WHAT THIS TASK INVOLVES
Locate the lines of the listing below that hold "Individual", then copy each of them.

EXERCISE INPUTS
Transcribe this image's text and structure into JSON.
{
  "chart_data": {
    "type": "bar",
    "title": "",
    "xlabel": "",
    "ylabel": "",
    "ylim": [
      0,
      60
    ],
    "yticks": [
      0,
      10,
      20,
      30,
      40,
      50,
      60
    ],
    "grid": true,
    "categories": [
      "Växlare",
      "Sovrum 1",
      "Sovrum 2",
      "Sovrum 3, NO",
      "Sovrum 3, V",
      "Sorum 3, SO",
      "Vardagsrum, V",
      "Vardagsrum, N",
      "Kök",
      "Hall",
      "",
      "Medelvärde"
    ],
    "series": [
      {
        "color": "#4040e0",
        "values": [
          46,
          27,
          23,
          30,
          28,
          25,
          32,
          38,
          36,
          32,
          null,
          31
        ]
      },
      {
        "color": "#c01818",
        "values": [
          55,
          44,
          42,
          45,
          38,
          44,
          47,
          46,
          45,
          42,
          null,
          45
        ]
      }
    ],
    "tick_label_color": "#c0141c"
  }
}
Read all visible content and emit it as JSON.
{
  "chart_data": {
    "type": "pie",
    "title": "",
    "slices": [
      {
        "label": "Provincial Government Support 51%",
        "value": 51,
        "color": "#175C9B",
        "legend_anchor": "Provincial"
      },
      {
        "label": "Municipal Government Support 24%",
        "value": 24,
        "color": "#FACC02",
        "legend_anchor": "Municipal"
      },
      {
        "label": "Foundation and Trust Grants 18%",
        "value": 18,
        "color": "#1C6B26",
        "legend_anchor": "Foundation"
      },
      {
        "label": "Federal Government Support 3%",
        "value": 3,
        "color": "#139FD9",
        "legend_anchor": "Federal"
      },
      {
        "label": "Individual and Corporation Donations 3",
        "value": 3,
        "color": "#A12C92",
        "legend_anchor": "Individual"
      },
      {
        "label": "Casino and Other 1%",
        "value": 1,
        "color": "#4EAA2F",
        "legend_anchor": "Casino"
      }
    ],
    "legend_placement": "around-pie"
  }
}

RESPONSE BELOW
        "label": "Individual and Corporation Donations 3",
        "legend_anchor": "Individual"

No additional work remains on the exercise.